■ THE DATA ■
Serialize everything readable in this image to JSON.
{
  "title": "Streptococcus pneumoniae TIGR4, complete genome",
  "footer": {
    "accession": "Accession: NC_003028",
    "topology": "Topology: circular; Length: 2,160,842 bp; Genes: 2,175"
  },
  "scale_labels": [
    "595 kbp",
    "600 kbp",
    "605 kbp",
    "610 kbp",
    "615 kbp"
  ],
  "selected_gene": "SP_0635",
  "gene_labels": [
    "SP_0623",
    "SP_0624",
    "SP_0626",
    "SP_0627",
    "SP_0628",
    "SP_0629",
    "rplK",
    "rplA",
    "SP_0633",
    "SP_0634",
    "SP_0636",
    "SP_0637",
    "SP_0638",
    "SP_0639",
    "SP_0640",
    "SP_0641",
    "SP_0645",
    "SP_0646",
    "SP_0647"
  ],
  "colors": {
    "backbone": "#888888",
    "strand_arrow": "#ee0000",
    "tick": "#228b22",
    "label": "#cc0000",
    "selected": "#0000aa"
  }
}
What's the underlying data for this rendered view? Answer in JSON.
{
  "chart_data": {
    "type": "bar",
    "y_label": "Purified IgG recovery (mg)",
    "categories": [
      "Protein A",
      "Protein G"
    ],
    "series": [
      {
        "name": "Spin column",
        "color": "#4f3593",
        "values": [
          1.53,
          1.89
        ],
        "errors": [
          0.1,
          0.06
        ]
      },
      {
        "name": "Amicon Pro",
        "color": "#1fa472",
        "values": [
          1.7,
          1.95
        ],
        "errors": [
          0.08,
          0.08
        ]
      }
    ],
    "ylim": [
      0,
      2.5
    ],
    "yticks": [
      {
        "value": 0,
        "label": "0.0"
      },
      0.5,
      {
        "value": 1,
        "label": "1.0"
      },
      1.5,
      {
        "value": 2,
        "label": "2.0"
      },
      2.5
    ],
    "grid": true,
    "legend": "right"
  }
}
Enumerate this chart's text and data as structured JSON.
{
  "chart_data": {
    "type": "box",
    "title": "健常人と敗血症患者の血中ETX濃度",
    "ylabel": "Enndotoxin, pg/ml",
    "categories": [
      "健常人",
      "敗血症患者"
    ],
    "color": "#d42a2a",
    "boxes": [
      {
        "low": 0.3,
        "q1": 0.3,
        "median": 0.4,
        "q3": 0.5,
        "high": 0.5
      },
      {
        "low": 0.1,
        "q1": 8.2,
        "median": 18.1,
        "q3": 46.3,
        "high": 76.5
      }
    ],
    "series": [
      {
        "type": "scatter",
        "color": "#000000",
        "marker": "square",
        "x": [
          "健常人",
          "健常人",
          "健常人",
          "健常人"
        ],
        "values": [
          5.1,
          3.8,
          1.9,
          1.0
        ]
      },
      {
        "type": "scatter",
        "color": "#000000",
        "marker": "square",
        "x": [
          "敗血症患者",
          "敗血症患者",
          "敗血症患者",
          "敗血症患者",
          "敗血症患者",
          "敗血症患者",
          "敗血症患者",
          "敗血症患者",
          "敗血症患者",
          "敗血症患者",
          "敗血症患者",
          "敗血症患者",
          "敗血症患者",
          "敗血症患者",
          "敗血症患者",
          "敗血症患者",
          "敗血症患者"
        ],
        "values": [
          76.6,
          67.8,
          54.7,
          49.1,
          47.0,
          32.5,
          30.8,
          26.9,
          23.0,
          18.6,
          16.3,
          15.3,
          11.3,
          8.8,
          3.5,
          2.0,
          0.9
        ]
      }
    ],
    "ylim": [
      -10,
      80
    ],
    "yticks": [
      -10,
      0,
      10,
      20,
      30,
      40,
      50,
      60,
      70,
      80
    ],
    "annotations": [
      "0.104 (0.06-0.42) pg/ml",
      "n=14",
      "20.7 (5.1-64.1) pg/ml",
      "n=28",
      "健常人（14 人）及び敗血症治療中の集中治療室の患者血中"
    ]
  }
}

■ TASK INSTRUCTIONS ■
Lines with "JSON": copy every one of them from the listing above.

■ TASK RESPONSE ■
Serialize everything readable in this image to JSON.
What's the underlying data for this rendered view? Answer in JSON.
Enumerate this chart's text and data as structured JSON.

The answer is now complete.